Set task | Wherever the word "LODGE" appears in the entries, copy the whole line.

— Start of Given records —

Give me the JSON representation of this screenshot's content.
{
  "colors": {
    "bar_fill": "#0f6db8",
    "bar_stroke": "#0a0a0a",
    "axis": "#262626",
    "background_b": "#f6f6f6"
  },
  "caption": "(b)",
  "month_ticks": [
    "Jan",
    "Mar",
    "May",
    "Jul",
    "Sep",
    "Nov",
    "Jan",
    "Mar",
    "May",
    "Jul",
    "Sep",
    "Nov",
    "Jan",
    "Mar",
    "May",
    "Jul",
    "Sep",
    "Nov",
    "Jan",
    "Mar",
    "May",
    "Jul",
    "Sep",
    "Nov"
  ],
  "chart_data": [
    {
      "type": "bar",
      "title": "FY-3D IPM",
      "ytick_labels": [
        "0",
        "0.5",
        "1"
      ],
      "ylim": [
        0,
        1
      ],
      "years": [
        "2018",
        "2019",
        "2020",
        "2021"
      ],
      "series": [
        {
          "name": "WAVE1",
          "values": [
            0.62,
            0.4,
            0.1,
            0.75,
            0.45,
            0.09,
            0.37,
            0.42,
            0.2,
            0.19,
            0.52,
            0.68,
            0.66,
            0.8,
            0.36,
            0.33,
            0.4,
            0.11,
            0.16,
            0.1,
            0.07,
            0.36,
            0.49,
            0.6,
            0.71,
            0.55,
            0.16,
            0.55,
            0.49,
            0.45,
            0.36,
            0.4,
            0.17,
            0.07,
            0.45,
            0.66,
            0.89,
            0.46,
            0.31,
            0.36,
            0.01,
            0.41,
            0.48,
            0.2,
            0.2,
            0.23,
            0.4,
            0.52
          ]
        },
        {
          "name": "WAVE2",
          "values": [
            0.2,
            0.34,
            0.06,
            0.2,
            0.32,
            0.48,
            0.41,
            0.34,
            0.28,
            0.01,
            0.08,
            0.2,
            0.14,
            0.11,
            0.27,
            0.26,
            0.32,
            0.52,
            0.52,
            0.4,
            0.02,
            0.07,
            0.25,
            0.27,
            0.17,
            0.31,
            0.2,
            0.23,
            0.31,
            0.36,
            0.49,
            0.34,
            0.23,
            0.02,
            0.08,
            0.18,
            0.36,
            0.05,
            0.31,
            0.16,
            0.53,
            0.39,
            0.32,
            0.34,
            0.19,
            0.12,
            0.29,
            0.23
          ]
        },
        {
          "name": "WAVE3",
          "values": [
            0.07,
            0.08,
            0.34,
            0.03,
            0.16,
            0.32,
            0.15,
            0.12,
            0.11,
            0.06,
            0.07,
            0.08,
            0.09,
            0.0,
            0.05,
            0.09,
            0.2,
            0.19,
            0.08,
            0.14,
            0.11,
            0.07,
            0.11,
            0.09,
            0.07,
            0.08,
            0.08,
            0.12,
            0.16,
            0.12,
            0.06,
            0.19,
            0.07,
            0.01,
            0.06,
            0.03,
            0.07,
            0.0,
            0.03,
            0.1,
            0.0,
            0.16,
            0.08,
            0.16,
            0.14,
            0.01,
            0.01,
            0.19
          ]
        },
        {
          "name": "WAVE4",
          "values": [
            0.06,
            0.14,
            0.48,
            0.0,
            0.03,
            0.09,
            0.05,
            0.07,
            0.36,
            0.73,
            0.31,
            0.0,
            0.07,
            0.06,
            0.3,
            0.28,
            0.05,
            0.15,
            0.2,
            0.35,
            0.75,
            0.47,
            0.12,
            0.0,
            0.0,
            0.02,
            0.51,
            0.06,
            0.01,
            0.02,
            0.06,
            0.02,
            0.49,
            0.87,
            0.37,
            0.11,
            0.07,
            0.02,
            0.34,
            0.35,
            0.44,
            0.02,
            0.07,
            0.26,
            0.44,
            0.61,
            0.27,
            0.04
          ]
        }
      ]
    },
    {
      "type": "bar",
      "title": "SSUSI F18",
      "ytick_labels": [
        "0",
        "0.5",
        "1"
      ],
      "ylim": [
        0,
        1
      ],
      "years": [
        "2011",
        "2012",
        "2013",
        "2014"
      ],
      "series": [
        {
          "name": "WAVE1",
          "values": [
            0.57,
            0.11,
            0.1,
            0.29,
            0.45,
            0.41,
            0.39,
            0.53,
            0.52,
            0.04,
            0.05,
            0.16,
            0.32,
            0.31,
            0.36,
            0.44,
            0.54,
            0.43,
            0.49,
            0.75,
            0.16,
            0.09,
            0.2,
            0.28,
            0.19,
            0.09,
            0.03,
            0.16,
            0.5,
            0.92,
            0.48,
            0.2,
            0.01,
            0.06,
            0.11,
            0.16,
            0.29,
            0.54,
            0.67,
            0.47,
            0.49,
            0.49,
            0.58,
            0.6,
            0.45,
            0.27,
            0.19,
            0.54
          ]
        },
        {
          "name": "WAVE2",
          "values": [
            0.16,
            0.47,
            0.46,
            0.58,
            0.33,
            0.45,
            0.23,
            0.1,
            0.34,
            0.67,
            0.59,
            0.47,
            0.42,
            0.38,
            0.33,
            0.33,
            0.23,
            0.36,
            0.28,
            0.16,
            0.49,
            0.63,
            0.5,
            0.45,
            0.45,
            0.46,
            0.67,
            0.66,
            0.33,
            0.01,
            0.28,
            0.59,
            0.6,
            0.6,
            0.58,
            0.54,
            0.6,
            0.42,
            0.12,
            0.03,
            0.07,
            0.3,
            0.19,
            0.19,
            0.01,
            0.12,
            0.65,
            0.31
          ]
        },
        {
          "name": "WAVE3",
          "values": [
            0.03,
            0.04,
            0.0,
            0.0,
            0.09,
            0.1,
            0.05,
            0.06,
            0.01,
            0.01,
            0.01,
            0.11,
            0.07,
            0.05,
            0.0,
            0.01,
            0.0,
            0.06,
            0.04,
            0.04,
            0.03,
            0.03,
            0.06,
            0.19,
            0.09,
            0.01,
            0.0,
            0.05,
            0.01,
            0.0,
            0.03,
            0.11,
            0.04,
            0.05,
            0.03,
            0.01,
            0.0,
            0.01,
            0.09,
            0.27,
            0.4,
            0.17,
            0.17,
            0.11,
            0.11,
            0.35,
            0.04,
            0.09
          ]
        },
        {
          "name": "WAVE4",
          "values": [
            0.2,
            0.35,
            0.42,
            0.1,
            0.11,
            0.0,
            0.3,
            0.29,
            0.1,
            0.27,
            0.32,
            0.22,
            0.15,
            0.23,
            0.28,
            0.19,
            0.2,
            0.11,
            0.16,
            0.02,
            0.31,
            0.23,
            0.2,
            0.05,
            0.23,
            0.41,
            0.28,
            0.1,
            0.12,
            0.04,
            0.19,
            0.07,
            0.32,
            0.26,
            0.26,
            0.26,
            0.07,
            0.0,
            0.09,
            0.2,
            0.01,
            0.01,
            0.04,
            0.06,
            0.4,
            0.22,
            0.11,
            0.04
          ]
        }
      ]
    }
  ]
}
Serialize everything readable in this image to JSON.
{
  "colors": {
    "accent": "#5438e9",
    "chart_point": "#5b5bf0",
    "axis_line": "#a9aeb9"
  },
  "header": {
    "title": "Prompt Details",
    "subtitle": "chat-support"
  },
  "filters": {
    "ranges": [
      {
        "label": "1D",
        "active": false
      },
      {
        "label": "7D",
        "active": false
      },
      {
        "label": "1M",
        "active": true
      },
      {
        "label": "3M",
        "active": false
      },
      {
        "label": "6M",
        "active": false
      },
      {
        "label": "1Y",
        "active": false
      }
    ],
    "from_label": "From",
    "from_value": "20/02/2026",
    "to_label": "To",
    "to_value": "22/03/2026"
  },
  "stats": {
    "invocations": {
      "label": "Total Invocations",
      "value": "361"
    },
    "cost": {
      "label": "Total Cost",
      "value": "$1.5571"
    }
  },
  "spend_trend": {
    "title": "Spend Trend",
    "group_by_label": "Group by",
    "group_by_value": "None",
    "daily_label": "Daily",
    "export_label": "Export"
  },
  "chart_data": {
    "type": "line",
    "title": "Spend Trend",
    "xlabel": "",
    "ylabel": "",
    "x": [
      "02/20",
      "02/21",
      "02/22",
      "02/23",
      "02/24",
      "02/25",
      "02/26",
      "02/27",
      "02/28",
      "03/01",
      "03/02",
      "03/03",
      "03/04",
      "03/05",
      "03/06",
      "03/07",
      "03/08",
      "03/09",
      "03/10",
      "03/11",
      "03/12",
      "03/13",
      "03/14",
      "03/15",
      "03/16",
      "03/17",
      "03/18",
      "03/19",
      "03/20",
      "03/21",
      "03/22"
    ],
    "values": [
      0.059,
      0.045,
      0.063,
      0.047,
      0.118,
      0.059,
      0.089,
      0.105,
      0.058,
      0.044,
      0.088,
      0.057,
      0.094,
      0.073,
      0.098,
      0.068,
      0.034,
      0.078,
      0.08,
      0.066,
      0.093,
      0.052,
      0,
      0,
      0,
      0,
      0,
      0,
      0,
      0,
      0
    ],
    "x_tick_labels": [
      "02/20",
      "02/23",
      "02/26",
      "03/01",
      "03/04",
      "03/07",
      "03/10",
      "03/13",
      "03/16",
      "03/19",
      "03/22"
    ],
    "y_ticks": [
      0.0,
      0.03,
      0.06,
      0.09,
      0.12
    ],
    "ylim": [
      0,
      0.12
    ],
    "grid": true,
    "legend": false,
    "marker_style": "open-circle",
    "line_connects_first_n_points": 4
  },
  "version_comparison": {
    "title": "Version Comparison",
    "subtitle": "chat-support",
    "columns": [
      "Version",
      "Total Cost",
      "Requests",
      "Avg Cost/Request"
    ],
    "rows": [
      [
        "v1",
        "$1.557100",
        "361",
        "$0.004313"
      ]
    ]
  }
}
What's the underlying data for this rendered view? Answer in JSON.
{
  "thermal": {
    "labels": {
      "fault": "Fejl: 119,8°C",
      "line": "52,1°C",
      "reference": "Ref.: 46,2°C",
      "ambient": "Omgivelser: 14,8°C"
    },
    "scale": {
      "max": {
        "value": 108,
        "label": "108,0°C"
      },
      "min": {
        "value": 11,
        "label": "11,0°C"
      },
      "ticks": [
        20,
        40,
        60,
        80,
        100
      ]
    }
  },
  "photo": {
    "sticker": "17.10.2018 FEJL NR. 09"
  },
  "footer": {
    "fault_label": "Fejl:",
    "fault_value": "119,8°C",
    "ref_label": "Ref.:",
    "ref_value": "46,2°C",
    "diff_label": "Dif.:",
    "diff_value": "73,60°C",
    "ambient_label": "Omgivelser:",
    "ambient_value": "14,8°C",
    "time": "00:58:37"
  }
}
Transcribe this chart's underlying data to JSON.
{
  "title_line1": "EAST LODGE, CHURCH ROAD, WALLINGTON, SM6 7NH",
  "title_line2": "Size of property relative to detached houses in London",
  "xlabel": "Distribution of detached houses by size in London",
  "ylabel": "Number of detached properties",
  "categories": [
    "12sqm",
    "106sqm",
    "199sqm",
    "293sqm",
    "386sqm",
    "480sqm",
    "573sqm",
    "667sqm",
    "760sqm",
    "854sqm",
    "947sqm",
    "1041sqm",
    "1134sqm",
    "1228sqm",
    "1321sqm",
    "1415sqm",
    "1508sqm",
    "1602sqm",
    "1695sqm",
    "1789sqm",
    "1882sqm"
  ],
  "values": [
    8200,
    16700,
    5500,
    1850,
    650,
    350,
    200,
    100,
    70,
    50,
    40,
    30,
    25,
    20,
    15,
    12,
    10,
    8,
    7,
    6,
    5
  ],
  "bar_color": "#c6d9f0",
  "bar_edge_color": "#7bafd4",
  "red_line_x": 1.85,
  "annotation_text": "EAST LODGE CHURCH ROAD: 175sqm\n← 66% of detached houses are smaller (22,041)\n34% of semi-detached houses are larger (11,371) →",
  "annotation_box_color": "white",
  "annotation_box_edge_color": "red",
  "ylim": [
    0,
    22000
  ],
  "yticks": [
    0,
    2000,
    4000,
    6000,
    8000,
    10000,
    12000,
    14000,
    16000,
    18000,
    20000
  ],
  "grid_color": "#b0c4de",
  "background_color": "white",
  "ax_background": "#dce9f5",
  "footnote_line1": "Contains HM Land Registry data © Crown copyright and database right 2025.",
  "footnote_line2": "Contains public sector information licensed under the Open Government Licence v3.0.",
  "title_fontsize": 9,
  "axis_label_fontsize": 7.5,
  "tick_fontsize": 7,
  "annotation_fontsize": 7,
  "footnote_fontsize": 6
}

— End of Given records —

Answer to this task |
  "title_line1": "EAST LODGE, CHURCH ROAD, WALLINGTON, SM6 7NH",
  "annotation_text": "EAST LODGE CHURCH ROAD: 175sqm\n← 66% of detached houses are smaller (22,041)\n34% of semi-detached houses are larger (11,371) →",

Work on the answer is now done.